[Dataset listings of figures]

━━━━

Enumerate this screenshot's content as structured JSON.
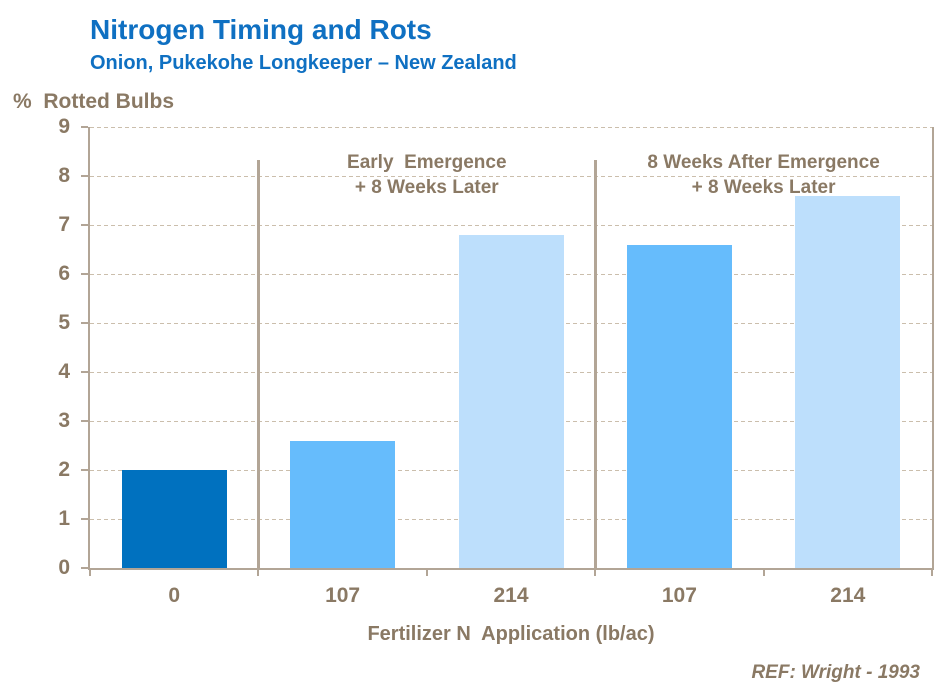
{
  "chart_data": {
    "type": "bar",
    "title": "Nitrogen Timing and Rots",
    "subtitle": "Onion, Pukekohe Longkeeper – New Zealand",
    "ylabel": "%  Rotted Bulbs",
    "xlabel": "Fertilizer N  Application (lb/ac)",
    "ref": "REF: Wright - 1993",
    "ylim": [
      0,
      9
    ],
    "ytick_step": 1,
    "grid": "horizontal-dashed",
    "legend": "none",
    "categories": [
      "0",
      "107",
      "214",
      "107",
      "214"
    ],
    "values": [
      2,
      2.6,
      6.8,
      6.6,
      7.6
    ],
    "bar_colors": [
      "#0071BF",
      "#66BCFC",
      "#BDDFFC",
      "#66BCFC",
      "#BDDFFC"
    ],
    "groups": [
      {
        "line1": "Early  Emergence",
        "line2": "+ 8 Weeks Later",
        "start_boundary": 1,
        "span": 2
      },
      {
        "line1": "8 Weeks After Emergence",
        "line2": "+ 8 Weeks Later",
        "start_boundary": 3,
        "span": 2
      }
    ],
    "colors": {
      "title_blue": "#0F70C2",
      "text_brown": "#8A7964",
      "axis_line": "#B2A596",
      "gridline": "#CBBEAC",
      "bar_dark_blue": "#0071BF",
      "bar_medium_blue": "#66BCFC",
      "bar_light_blue": "#BDDFFC"
    }
  }
}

━━━━

Given problem:
Repeat the preceding records precisely, and leave every picture out of the copy.

Result of the exercise:
Enumerate this screenshot's content as structured JSON.
{
  "chart_data": {
    "type": "bar",
    "title": "Nitrogen Timing and Rots",
    "subtitle": "Onion, Pukekohe Longkeeper – New Zealand",
    "ylabel": "%  Rotted Bulbs",
    "xlabel": "Fertilizer N  Application (lb/ac)",
    "ref": "REF: Wright - 1993",
    "ylim": [
      0,
      9
    ],
    "ytick_step": 1,
    "grid": "horizontal-dashed",
    "legend": "none",
    "categories": [
      "0",
      "107",
      "214",
      "107",
      "214"
    ],
    "values": [
      2,
      2.6,
      6.8,
      6.6,
      7.6
    ],
    "bar_colors": [
      "#0071BF",
      "#66BCFC",
      "#BDDFFC",
      "#66BCFC",
      "#BDDFFC"
    ],
    "groups": [
      {
        "line1": "Early  Emergence",
        "line2": "+ 8 Weeks Later",
        "start_boundary": 1,
        "span": 2
      },
      {
        "line1": "8 Weeks After Emergence",
        "line2": "+ 8 Weeks Later",
        "start_boundary": 3,
        "span": 2
      }
    ],
    "colors": {
      "title_blue": "#0F70C2",
      "text_brown": "#8A7964",
      "axis_line": "#B2A596",
      "gridline": "#CBBEAC",
      "bar_dark_blue": "#0071BF",
      "bar_medium_blue": "#66BCFC",
      "bar_light_blue": "#BDDFFC"
    }
  }
}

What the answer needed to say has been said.